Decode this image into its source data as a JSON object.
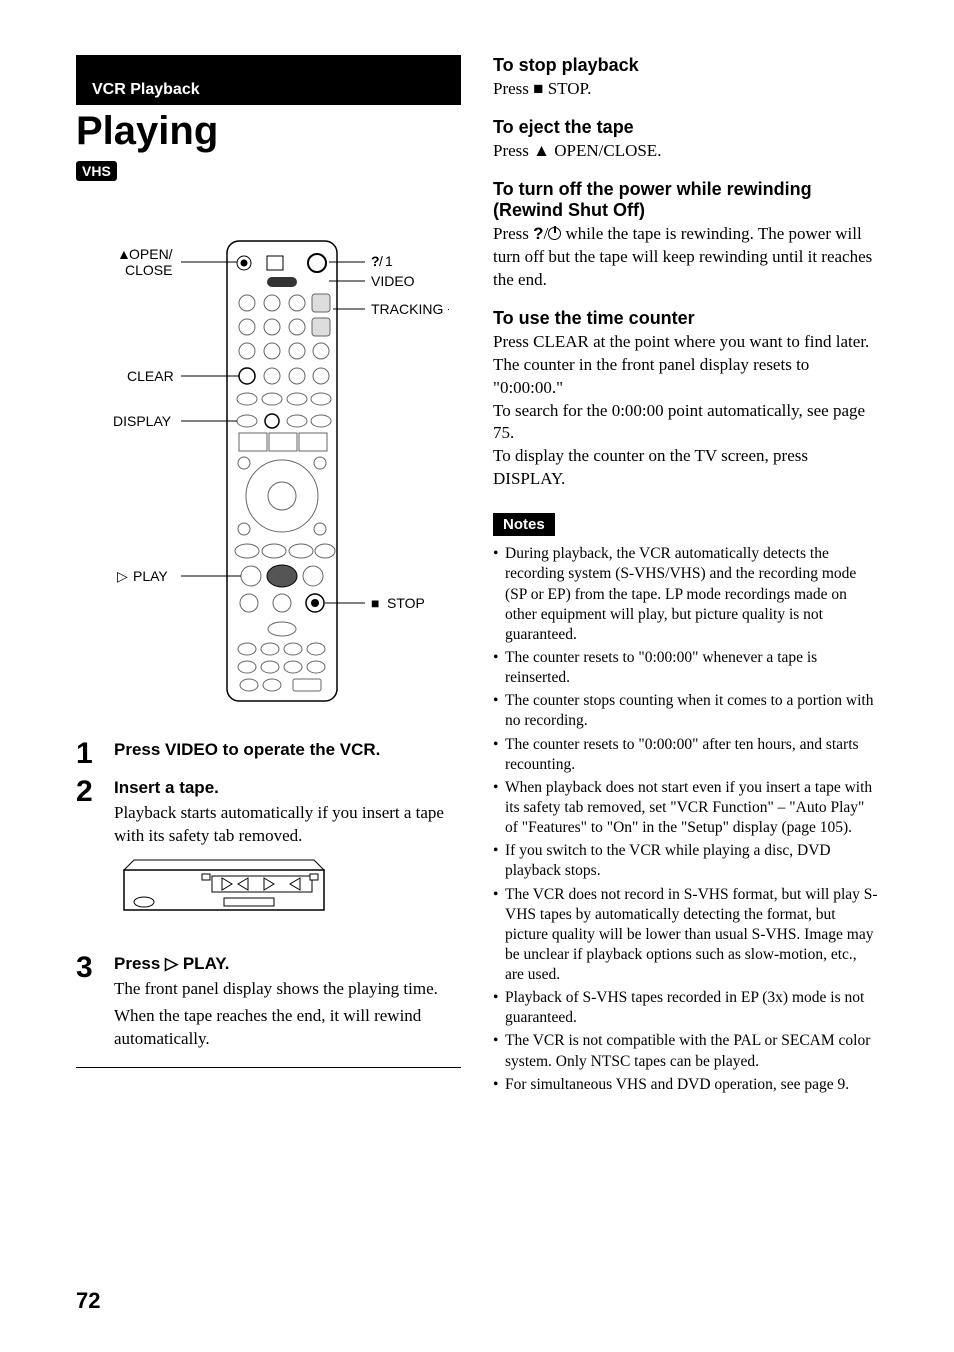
{
  "left": {
    "section_bar": "VCR Playback",
    "title": "Playing",
    "badge": "VHS",
    "remote_labels": {
      "open_close_1": "OPEN/",
      "open_close_2": "CLOSE",
      "power": "VIDEO",
      "io_symbol": "?/1",
      "tracking": "TRACKING +/–",
      "clear": "CLEAR",
      "display": "DISPLAY",
      "play": "PLAY",
      "stop": "STOP"
    },
    "steps": [
      {
        "num": "1",
        "head": "Press VIDEO to operate the VCR.",
        "body": []
      },
      {
        "num": "2",
        "head": "Insert a tape.",
        "body": [
          "Playback starts automatically if you insert a tape with its safety tab removed."
        ],
        "has_illus": true
      },
      {
        "num": "3",
        "head": "Press ▷ PLAY.",
        "body": [
          "The front panel display shows the playing time.",
          "When the tape reaches the end, it will rewind automatically."
        ]
      }
    ]
  },
  "right": {
    "sections": [
      {
        "head": "To stop playback",
        "body": "Press ■ STOP."
      },
      {
        "head": "To eject the tape",
        "body": "Press ▲ OPEN/CLOSE."
      },
      {
        "head": "To turn off the power while rewinding (Rewind Shut Off)",
        "body": "Press ?/1 while the tape is rewinding. The power will turn off but the tape will keep rewinding until it reaches the end."
      },
      {
        "head": "To use the time counter",
        "body": "Press CLEAR at the point where you want to find later. The counter in the front panel display resets to \"0:00:00.\"\nTo search for the 0:00:00 point automatically, see page 75.\nTo display the counter on the TV screen, press DISPLAY."
      }
    ],
    "notes_label": "Notes",
    "notes": [
      "During playback, the VCR automatically detects the recording system (S-VHS/VHS) and the recording mode (SP or EP) from the tape. LP mode recordings made on other equipment will play, but picture quality is not guaranteed.",
      "The counter resets to \"0:00:00\" whenever a tape is reinserted.",
      "The counter stops counting when it comes to a portion with no recording.",
      "The counter resets to \"0:00:00\" after ten hours, and starts recounting.",
      "When playback does not start even if you insert a tape with its safety tab removed, set \"VCR Function\" – \"Auto Play\" of \"Features\" to \"On\" in the \"Setup\" display (page 105).",
      "If you switch to the VCR while playing a disc, DVD playback stops.",
      "The VCR does not record in S-VHS format, but will play S-VHS tapes by automatically detecting the format, but picture quality will be lower than usual S-VHS. Image may be unclear if playback options such as slow-motion, etc., are used.",
      "Playback of S-VHS tapes recorded in EP (3x) mode is not guaranteed.",
      "The VCR is not compatible with the PAL or SECAM color system. Only NTSC tapes can be played.",
      "For simultaneous VHS and DVD operation, see page 9."
    ]
  },
  "page_number": "72"
}
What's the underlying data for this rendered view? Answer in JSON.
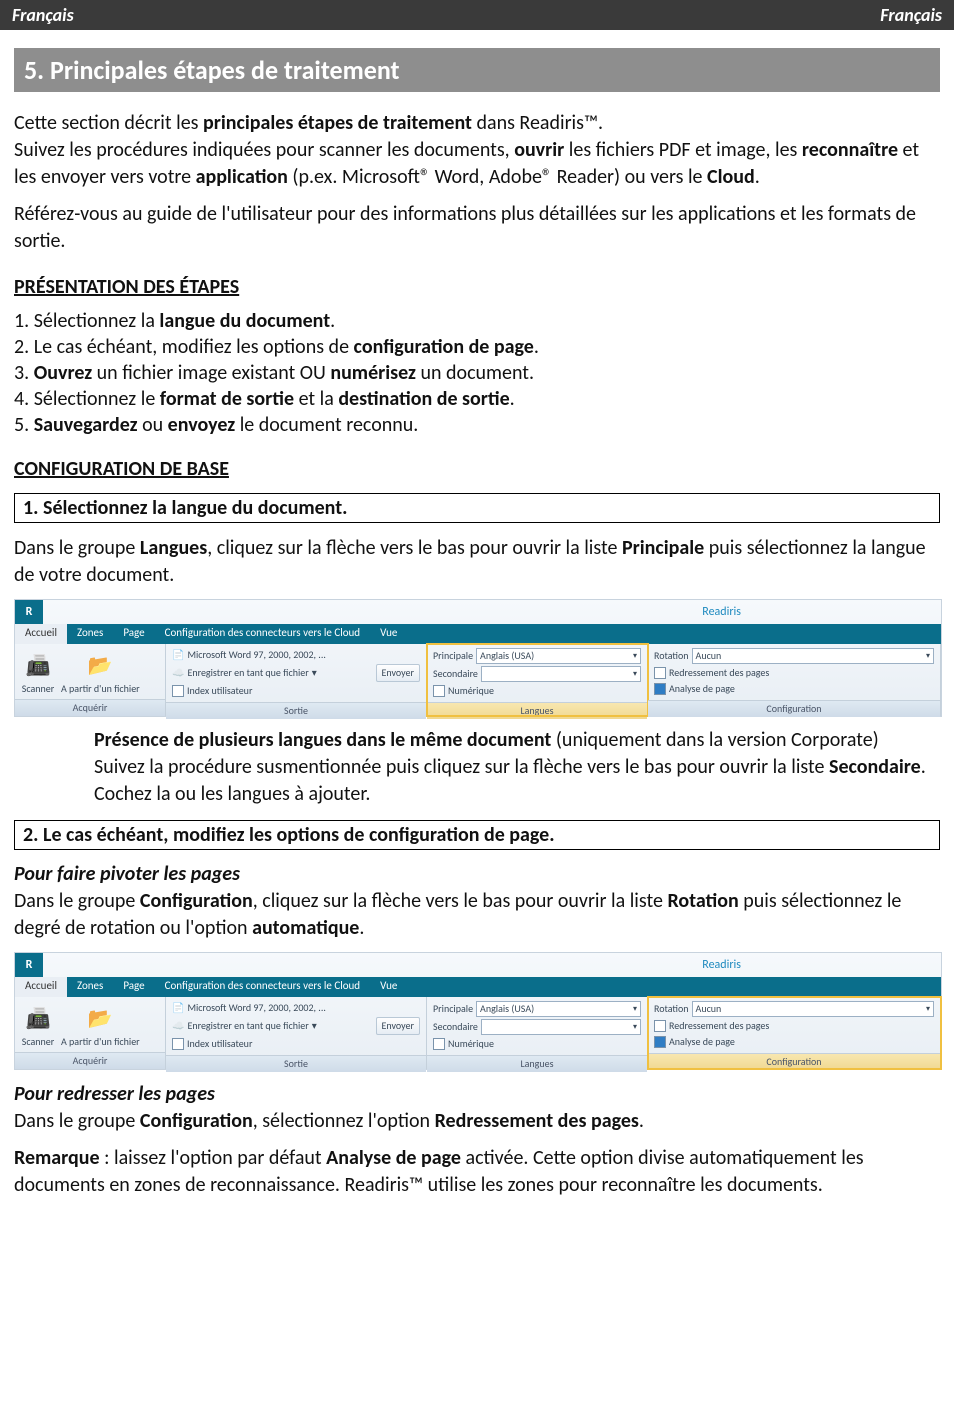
{
  "header": {
    "left": "Français",
    "right": "Français"
  },
  "title": "5. Principales étapes de traitement",
  "intro1_a": "Cette section décrit les ",
  "intro1_b": "principales étapes de traitement",
  "intro1_c": " dans Readiris™.",
  "intro2_a": "Suivez les procédures indiquées pour scanner les documents, ",
  "intro2_b": "ouvrir",
  "intro2_c": " les fichiers PDF et image, les ",
  "intro2_d": "reconnaître",
  "intro2_e": " et les envoyer vers votre ",
  "intro2_f": "application",
  "intro2_g": " (p.ex. Microsoft® Word, Adobe® Reader) ou vers le ",
  "intro2_h": "Cloud",
  "intro2_i": ".",
  "intro3": "Référez-vous au guide de l'utilisateur pour des informations plus détaillées sur les applications et les formats de sortie.",
  "heading_presentation": "PRÉSENTATION DES ÉTAPES",
  "steps": {
    "s1_a": "1. Sélectionnez la ",
    "s1_b": "langue du document",
    "s1_c": ".",
    "s2_a": "2. Le cas échéant, modifiez les options de ",
    "s2_b": "configuration de page",
    "s2_c": ".",
    "s3_a": "3. ",
    "s3_b": "Ouvrez",
    "s3_c": " un fichier image existant OU ",
    "s3_d": "numérisez",
    "s3_e": " un document.",
    "s4_a": "4. Sélectionnez le ",
    "s4_b": "format de sortie",
    "s4_c": " et la ",
    "s4_d": "destination de sortie",
    "s4_e": ".",
    "s5_a": "5. ",
    "s5_b": "Sauvegardez",
    "s5_c": " ou ",
    "s5_d": "envoyez",
    "s5_e": " le document reconnu."
  },
  "heading_config": "CONFIGURATION DE BASE",
  "box1": "1. Sélectionnez la langue du document.",
  "langues1_a": "Dans le groupe ",
  "langues1_b": "Langues",
  "langues1_c": ", cliquez sur la flèche vers le bas pour ouvrir la liste ",
  "langues1_d": "Principale",
  "langues1_e": " puis sélectionnez la langue de votre document.",
  "ribbon": {
    "app_title": "Readiris",
    "tabs": {
      "accueil": "Accueil",
      "zones": "Zones",
      "page": "Page",
      "config": "Configuration des connecteurs vers le Cloud",
      "vue": "Vue"
    },
    "acq": {
      "scanner": "Scanner",
      "apartir": "A partir d'un fichier",
      "group": "Acquérir"
    },
    "sortie": {
      "word": "Microsoft Word 97, 2000, 2002, ...",
      "enreg": "Enregistrer en tant que fichier",
      "index": "Index utilisateur",
      "envoyer": "Envoyer",
      "group": "Sortie"
    },
    "langues": {
      "principale": "Principale",
      "principale_val": "Anglais (USA)",
      "secondaire": "Secondaire",
      "numerique": "Numérique",
      "group": "Langues"
    },
    "config_grp": {
      "rotation": "Rotation",
      "rotation_val": "Aucun",
      "redress": "Redressement des pages",
      "analyse": "Analyse de page",
      "group": "Configuration"
    }
  },
  "multi_a": "Présence de plusieurs langues dans le même document",
  "multi_b": " (uniquement dans la version Corporate)",
  "multi2_a": "Suivez la procédure susmentionnée puis cliquez sur la flèche vers le bas pour ouvrir la liste ",
  "multi2_b": "Secondaire",
  "multi2_c": ". Cochez la ou les langues à ajouter.",
  "box2": "2. Le cas échéant, modifiez les options de configuration de page.",
  "pivot_heading": "Pour faire pivoter les pages",
  "pivot_a": "Dans le groupe ",
  "pivot_b": "Configuration",
  "pivot_c": ", cliquez sur la flèche vers le bas pour ouvrir la liste ",
  "pivot_d": "Rotation",
  "pivot_e": " puis sélectionnez le degré de rotation ou l'option ",
  "pivot_f": "automatique",
  "pivot_g": ".",
  "redress_heading": "Pour redresser les pages",
  "redress_a": "Dans le groupe ",
  "redress_b": "Configuration",
  "redress_c": ", sélectionnez l'option ",
  "redress_d": "Redressement des pages",
  "redress_e": ".",
  "remarque_a": "Remarque",
  "remarque_b": " : laissez l'option par défaut ",
  "remarque_c": "Analyse de page",
  "remarque_d": " activée. Cette option divise automatiquement les documents en zones de reconnaissance. Readiris™ utilise les zones pour reconnaître les documents."
}
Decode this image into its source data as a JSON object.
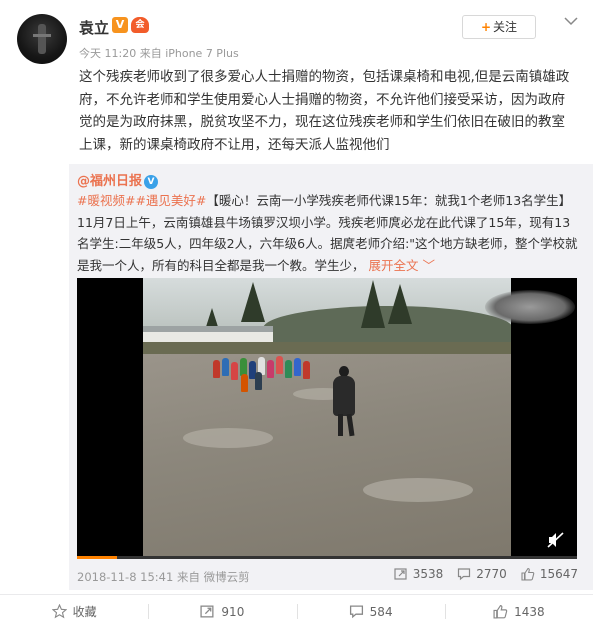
{
  "post": {
    "username": "袁立",
    "v_badge": "V",
    "vip_badge": "会",
    "meta": "今天 11:20 来自 iPhone 7 Plus",
    "follow_plus": "+",
    "follow_label": "关注",
    "text": "这个残疾老师收到了很多爱心人士捐赠的物资，包括课桌椅和电视,但是云南镇雄政府，不允许老师和学生使用爱心人士捐赠的物资，不允许他们接受采访，因为政府觉的是为政府抹黑，脱贫攻坚不力，现在这位残疾老师和学生们依旧在破旧的教室上课，新的课桌椅政府不让用，还每天派人监视他们"
  },
  "repost": {
    "author": "@福州日报",
    "author_badge": "V",
    "tags": "#暖视频##遇见美好#",
    "text_body": "【暖心！云南一小学残疾老师代课15年：就我1个老师13名学生】11月7日上午，云南镇雄县牛场镇罗汉坝小学。残疾老师庹必龙在此代课了15年，现有13名学生:二年级5人，四年级2人，六年级6人。据庹老师介绍:\"这个地方缺老师，整个学校就是我一个人，所有的科目全都是我一个教。学生少，",
    "expand_label": "展开全文",
    "expand_caret": "﹀",
    "video": {
      "progress": 0.08
    },
    "footer": "2018-11-8 15:41 来自 微博云剪",
    "stats": {
      "reposts": "3538",
      "comments": "2770",
      "likes": "15647"
    }
  },
  "actions": {
    "favorite": "收藏",
    "repost": "910",
    "comment": "584",
    "like": "1438"
  },
  "colors": {
    "accent": "#ff8200",
    "link": "#eb7350",
    "repost_bg": "#f2f2f5"
  },
  "icons": [
    "more-chevron-icon",
    "repost-icon",
    "comment-icon",
    "like-icon",
    "star-icon",
    "mute-icon"
  ]
}
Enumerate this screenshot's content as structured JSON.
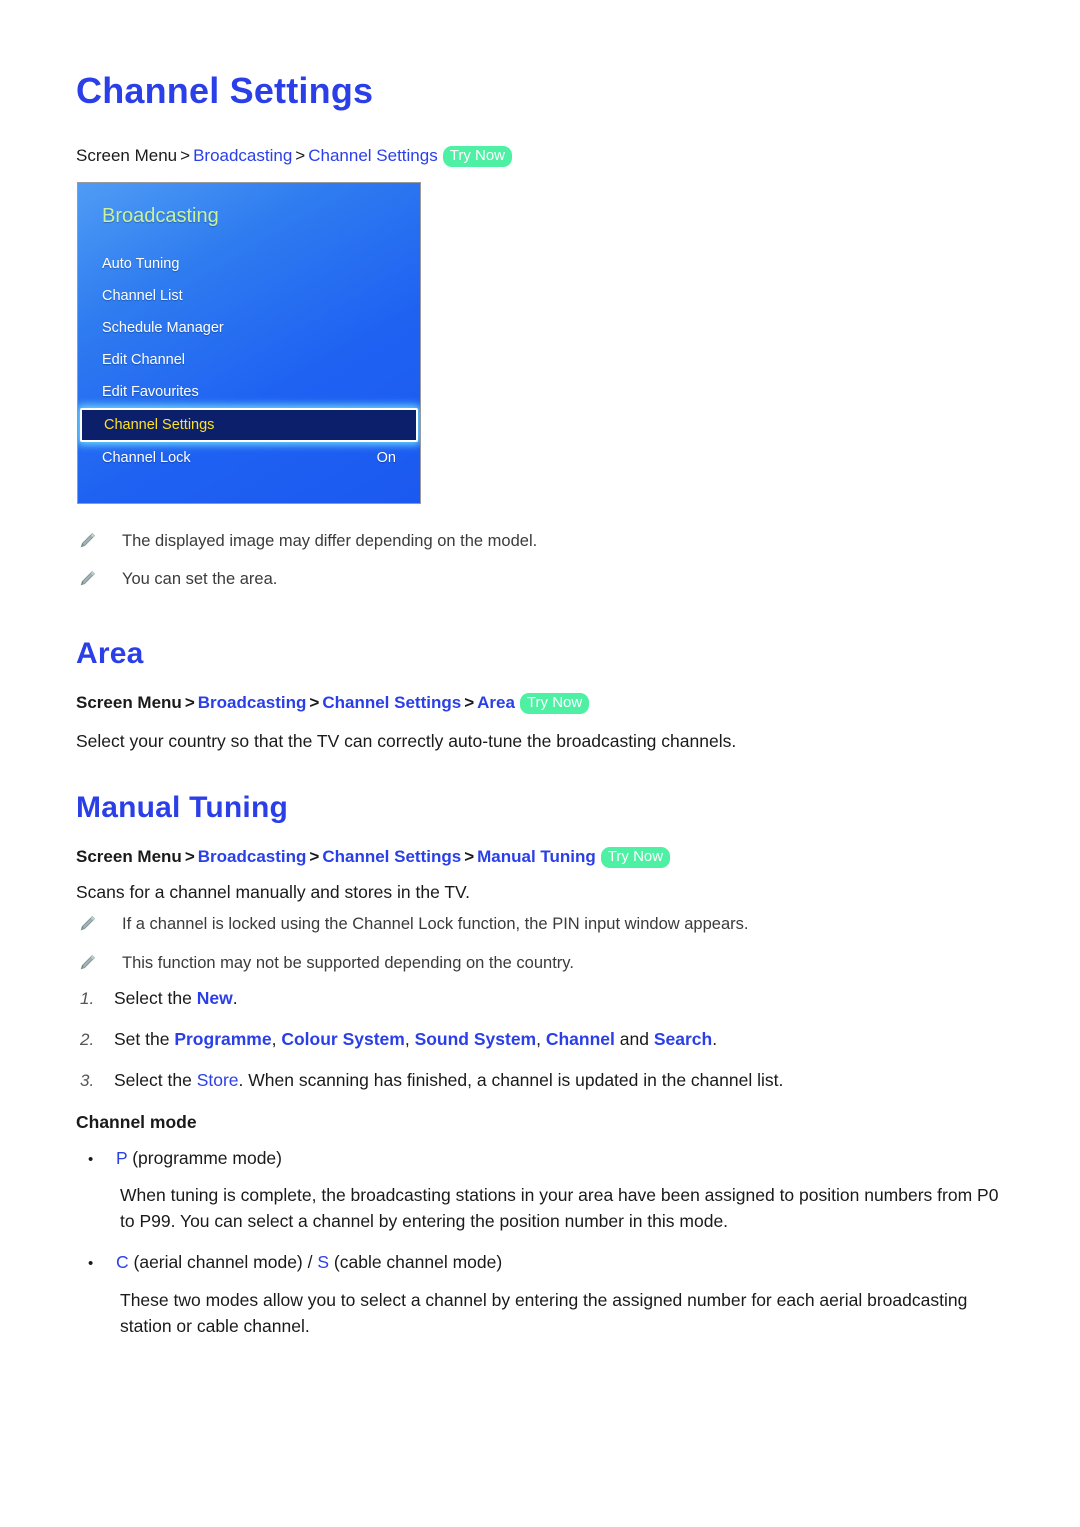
{
  "document": {
    "title": "Channel Settings"
  },
  "breadcrumbs": {
    "channel_settings": {
      "root": "Screen Menu",
      "sep": ">",
      "item1": "Broadcasting",
      "item2": "Channel Settings",
      "try_now": "Try Now"
    },
    "area": {
      "root": "Screen Menu",
      "sep": ">",
      "item1": "Broadcasting",
      "item2": "Channel Settings",
      "item3": "Area",
      "try_now": "Try Now"
    },
    "manual_tuning": {
      "root": "Screen Menu",
      "sep": ">",
      "item1": "Broadcasting",
      "item2": "Channel Settings",
      "item3": "Manual Tuning",
      "try_now": "Try Now"
    }
  },
  "tv_menu": {
    "header": "Broadcasting",
    "items": [
      {
        "label": "Auto Tuning",
        "value": ""
      },
      {
        "label": "Channel List",
        "value": ""
      },
      {
        "label": "Schedule Manager",
        "value": ""
      },
      {
        "label": "Edit Channel",
        "value": ""
      },
      {
        "label": "Edit Favourites",
        "value": ""
      },
      {
        "label": "Channel Settings",
        "value": "",
        "selected": true
      },
      {
        "label": "Channel Lock",
        "value": "On"
      }
    ],
    "colors": {
      "background_top": "#4f9cf5",
      "background_bottom": "#1b59f0",
      "header_text": "#c9f39b",
      "item_text": "#ffffff",
      "selected_background": "#0b1f6b",
      "selected_text": "#ffe21f",
      "selected_glow": "#78e6ff"
    }
  },
  "notes": {
    "note1": "The displayed image may differ depending on the model.",
    "note2": "You can set the area.",
    "note3": "If a channel is locked using the Channel Lock function, the PIN input window appears.",
    "note4": "This function may not be supported depending on the country."
  },
  "sections": {
    "area": {
      "title": "Area",
      "body": "Select your country so that the TV can correctly auto-tune the broadcasting channels."
    },
    "manual_tuning": {
      "title": "Manual Tuning",
      "body": "Scans for a channel manually and stores in the TV."
    }
  },
  "steps": [
    {
      "number": "1.",
      "pre": "Select the ",
      "link": "New",
      "post": "."
    },
    {
      "number": "2.",
      "pre": "Set the ",
      "terms": [
        "Programme",
        "Colour System",
        "Sound System",
        "Channel"
      ],
      "conj": " and ",
      "last_term": "Search",
      "post": "."
    },
    {
      "number": "3.",
      "pre": "Select the ",
      "link": "Store",
      "post": ". When scanning has finished, a channel is updated in the channel list."
    }
  ],
  "channel_mode": {
    "heading": "Channel mode",
    "bullet_glyph": "•",
    "p_mode": {
      "key": "P",
      "label": " (programme mode)",
      "description": "When tuning is complete, the broadcasting stations in your area have been assigned to position numbers from P0 to P99. You can select a channel by entering the position number in this mode."
    },
    "cs_mode": {
      "key_c": "C",
      "label_c": " (aerial channel mode) / ",
      "key_s": "S",
      "label_s": " (cable channel mode)",
      "description": "These two modes allow you to select a channel by entering the assigned number for each aerial broadcasting station or cable channel."
    }
  },
  "theme": {
    "link_blue": "#2a3fe8",
    "try_now_green": "#4ef0a3",
    "body_text": "#1a1a1a",
    "note_text": "#3b3b3b",
    "pencil_icon": "#8fa3a5"
  }
}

Directive: Track down every line with the word "Edit" and copy it.

Answer for the task:
        "label": "Edit Channel",
        "label": "Edit Favourites",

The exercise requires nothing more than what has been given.